=== Document ===
^^^^

Server Virtualization

Server virtualization is crucial to ensuring the success of server consolidation projects that maintain the isolation of separate systems. This topic addresses the principles of server virtualization and applicable business rules (BR). It identifies the design and implementation requirements for consistency with the CMS Technical Reference Architecture (CMS TRA) and describes implementation options.

Although virtualization may be generally applicable within the CMS Processing Environments, there are a few situations for which virtualization may not be appropriate:

Need for specialized hardware
Need for extreme performance
Need for higher security

These exceptions are becoming less common over time.

CMS Cloud Server Virtualization

PREFERRED

The CMS-preferred solution for virtual servers is to use AWS Elastic Compute Cloud (EC2) instances or Microsoft Azure VMs, running Windows or Linux. For single-purpose services, it is often more cost-effective and flexible to use AWS or MAG integrated services.

^^^^

=== Information supplied ===
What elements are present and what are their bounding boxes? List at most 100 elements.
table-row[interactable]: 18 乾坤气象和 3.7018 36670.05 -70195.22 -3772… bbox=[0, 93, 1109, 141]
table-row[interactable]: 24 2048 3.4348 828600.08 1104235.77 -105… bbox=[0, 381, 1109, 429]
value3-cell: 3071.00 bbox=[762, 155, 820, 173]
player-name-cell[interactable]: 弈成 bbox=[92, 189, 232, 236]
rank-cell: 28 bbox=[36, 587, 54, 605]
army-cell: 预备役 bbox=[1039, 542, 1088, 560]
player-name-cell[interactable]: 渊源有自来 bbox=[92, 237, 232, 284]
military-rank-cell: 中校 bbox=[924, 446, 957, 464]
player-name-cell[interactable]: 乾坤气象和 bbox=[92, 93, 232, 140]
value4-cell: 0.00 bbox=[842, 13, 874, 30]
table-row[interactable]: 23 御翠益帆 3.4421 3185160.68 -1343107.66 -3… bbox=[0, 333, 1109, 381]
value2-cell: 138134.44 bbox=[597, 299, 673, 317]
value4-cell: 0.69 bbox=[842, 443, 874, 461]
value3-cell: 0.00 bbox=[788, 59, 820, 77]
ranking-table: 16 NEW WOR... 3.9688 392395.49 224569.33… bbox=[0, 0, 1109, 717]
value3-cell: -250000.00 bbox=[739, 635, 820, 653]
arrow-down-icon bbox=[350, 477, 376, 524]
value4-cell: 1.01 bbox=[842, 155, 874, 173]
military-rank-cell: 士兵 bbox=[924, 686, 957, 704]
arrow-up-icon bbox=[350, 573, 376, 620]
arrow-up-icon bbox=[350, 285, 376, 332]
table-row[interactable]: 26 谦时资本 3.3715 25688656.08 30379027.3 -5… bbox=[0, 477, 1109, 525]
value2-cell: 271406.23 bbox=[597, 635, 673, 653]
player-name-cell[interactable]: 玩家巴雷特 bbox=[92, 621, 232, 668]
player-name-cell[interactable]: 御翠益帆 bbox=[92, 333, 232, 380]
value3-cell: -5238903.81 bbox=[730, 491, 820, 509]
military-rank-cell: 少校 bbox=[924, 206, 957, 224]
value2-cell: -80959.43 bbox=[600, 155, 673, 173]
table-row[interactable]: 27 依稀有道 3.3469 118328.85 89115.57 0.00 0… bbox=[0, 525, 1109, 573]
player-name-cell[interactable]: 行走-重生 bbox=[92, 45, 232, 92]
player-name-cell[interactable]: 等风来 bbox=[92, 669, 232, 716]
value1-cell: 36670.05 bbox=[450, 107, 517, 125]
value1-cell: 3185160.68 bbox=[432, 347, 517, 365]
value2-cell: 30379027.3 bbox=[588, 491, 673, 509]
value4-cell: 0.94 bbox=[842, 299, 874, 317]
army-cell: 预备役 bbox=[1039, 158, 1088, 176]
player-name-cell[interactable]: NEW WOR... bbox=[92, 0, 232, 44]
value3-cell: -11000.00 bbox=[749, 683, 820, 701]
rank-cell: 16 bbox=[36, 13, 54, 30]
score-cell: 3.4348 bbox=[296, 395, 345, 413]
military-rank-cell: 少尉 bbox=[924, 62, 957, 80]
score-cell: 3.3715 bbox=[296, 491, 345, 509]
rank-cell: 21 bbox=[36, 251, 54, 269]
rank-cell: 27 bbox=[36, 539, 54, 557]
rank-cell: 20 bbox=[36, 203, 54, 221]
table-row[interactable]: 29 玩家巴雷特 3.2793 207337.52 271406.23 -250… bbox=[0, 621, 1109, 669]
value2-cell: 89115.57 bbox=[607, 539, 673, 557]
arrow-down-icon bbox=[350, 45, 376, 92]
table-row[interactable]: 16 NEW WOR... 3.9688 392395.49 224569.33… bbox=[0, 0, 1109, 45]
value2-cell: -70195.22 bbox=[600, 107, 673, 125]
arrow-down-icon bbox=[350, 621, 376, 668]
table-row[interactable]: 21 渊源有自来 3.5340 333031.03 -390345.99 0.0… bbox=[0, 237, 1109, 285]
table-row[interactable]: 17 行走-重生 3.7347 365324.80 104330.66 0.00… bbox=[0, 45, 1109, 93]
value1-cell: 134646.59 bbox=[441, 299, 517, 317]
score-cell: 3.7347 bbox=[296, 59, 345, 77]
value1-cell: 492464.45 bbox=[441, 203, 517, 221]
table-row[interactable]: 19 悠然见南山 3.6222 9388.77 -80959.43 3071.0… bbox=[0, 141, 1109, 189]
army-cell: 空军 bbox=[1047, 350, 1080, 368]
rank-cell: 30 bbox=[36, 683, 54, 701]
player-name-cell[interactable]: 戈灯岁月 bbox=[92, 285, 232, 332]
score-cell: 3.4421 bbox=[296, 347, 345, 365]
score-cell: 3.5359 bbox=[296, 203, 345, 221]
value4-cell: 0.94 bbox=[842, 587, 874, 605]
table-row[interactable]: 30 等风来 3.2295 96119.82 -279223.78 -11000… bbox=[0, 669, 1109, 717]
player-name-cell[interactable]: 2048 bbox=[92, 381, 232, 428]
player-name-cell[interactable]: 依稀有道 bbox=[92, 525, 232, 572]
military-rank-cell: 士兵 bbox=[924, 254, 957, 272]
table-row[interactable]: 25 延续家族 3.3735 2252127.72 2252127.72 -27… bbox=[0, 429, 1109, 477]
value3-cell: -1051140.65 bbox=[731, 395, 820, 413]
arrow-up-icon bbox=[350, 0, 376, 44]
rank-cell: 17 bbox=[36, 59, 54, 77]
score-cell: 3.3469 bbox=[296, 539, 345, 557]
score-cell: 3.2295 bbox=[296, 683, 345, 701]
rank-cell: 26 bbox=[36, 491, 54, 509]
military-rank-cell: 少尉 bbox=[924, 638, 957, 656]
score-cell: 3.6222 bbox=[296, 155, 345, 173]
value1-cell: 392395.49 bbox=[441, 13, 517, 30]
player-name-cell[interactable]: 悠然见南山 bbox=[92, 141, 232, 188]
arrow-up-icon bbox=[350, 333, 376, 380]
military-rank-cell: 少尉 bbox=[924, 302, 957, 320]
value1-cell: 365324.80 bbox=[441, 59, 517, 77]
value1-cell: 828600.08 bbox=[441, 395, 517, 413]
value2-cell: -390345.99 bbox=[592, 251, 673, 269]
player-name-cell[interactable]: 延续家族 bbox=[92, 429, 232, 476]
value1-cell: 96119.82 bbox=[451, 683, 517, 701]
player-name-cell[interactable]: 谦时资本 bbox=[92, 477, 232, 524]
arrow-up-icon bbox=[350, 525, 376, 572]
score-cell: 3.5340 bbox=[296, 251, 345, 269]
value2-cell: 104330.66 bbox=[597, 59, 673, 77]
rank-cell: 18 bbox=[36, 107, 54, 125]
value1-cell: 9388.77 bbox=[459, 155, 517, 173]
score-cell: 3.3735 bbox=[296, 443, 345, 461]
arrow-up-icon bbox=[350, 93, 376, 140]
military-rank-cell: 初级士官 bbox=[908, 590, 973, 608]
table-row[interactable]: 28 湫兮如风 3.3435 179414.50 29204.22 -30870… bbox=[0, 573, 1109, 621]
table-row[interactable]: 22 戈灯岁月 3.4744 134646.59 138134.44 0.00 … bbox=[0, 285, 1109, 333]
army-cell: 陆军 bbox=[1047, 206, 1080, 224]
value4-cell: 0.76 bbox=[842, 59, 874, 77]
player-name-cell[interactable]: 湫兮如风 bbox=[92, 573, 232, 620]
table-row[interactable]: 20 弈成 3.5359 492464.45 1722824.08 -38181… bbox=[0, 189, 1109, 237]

^^^^

=== Directives ===
A – From the server virtualization page, repeat word for word the passage starting with "Although virtualization may" and going on through "common over time.".
B – Answer these from the server virtualization page:
(i) What does the page say server virtualization is crucial to ensuring the success of?
(ii) Which two options does the page name as the CMS-preferred solution for virtual servers?
(iii) For single-purpose services, what does the page say is often more cost-effective and flexible?
C – Pick up the server virtualization page after its last sentence and keep writing it in the same style.

=== Final results ===
A –
Although virtualization may be generally applicable within the CMS Processing Environments, there are a few situations for which virtualization may not be appropriate:

Need for specialized hardware
Need for extreme performance
Need for higher security

These exceptions are becoming less common over time.

B –
(i) Server consolidation projects that maintain the isolation of separate systems.
(ii) AWS Elastic Compute Cloud (EC2) instances or Microsoft Azure VMs, running Windows or Linux.
(iii) Using AWS or MAG integrated services.

C –
One CMS strategic solution is the CMS Cloud Gold Image. Gold Image AMIs are standard, baseline operating system (OS) images for most common Linux and Windows versions. Updated monthly, these contain:

Current approved patches to resolve vulnerabilities
Latest DISA STIG or CIS configurations to ensure configuration compliance
Pre-installed Shared Service applications and agents that are utilized in the CMS AWS environment

Terminology

Despite the large numbers of products available for virtualization, there is significant commonality in the underlying architectural and operational requirements for the deployment of server virtualization. This commonality stems from the common goals of and architectural elements employed by server virtualization implementations. The terminology in the table below applies to all server virtualization implementations.

Table - Server Virtualization-Specific Terms
Term	Definition
Production	Refers to a CMS Authorization to Operate (ATO)(ed) environment, or to components in a CMS ATO(ed) environment.
Virtualization Implementation	A method for providing virtualized computing facilities to an application. For the purposes of this chapter, it means UNIX, Windows, or mainframe virtualization.
Virtualization Host Server	A single physical hardware instance that supports multiple virtual machines running independently under a hypervisor.
Container	A process running under the control of a container engine. Containers are not virtualized, but rather, operate under strict control of the operating system (OS) hypervisor (stricter than normal processes). Containers run on a common kernel and operating system, unlike virtual machines.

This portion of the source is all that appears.